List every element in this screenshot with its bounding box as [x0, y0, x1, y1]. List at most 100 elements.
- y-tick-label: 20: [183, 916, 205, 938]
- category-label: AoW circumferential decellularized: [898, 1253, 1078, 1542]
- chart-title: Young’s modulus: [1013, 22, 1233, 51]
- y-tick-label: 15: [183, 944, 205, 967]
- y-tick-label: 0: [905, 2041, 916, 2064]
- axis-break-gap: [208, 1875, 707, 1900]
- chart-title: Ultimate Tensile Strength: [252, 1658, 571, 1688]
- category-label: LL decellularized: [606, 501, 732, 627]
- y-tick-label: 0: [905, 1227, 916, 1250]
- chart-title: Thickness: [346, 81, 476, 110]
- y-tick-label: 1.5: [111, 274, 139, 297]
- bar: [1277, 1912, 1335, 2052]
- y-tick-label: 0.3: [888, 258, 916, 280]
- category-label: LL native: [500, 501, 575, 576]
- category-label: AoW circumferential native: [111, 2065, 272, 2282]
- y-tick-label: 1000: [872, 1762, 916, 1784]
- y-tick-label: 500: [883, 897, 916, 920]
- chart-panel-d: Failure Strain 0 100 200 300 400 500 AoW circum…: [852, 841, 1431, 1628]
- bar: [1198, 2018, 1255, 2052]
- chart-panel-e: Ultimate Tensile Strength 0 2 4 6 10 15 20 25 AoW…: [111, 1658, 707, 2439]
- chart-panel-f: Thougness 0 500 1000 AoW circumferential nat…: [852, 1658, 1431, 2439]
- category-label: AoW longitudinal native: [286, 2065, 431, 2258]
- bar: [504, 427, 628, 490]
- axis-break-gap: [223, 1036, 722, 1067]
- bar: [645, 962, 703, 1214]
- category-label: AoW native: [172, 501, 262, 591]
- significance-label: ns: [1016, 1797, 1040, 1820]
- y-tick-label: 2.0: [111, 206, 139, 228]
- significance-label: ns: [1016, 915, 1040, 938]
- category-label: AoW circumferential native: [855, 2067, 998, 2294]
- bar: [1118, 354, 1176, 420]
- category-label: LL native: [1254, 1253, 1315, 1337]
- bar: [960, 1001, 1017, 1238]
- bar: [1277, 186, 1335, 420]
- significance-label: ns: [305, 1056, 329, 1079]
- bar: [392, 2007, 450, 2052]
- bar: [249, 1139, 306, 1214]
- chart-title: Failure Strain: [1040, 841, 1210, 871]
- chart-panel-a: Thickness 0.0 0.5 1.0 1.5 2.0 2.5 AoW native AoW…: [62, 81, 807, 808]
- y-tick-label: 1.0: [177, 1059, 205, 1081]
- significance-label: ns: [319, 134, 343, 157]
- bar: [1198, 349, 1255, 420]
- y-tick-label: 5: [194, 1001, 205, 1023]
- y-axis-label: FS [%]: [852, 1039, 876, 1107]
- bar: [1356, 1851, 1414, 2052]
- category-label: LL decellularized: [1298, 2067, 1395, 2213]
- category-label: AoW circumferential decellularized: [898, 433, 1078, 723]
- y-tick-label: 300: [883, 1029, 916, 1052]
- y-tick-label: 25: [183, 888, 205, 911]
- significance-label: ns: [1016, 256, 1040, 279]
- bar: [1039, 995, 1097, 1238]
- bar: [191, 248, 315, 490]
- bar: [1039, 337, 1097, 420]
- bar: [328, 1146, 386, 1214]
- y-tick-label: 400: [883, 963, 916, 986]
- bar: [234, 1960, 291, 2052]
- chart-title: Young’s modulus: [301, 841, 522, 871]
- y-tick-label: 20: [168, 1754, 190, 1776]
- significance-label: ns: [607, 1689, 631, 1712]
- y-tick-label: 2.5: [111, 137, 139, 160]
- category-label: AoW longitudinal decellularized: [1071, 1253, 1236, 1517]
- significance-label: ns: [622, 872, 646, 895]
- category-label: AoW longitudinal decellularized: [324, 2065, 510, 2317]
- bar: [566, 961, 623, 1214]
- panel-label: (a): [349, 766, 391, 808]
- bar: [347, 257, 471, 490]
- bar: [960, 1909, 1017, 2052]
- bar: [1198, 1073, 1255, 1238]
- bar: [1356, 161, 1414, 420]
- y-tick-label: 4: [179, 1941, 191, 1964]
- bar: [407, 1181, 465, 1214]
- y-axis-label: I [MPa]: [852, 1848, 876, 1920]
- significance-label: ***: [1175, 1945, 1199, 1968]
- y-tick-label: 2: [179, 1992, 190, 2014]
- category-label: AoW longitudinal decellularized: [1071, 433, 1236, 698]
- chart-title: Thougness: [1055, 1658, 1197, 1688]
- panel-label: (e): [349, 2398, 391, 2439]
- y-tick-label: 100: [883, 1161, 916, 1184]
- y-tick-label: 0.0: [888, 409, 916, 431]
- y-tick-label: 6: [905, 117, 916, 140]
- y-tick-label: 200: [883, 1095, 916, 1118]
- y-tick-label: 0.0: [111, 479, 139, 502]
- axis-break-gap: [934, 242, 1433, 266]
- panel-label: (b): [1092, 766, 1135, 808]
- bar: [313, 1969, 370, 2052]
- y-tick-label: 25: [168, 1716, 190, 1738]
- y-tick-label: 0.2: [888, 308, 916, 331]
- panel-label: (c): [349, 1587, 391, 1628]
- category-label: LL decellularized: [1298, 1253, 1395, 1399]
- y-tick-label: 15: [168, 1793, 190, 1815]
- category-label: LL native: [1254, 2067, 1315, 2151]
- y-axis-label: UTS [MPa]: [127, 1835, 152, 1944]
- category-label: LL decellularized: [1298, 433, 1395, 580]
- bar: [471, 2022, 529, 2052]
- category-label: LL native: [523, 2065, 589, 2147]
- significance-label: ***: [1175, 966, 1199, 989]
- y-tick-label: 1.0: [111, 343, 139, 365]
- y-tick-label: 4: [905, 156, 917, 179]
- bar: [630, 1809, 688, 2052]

★ ★ ★ ★

Gather every line from the items above that contains the string "Young", matching uppercase and lowercase exactly.

- chart-title: Young’s modulus: [1013, 22, 1233, 51]
- chart-title: Young’s modulus: [301, 841, 522, 871]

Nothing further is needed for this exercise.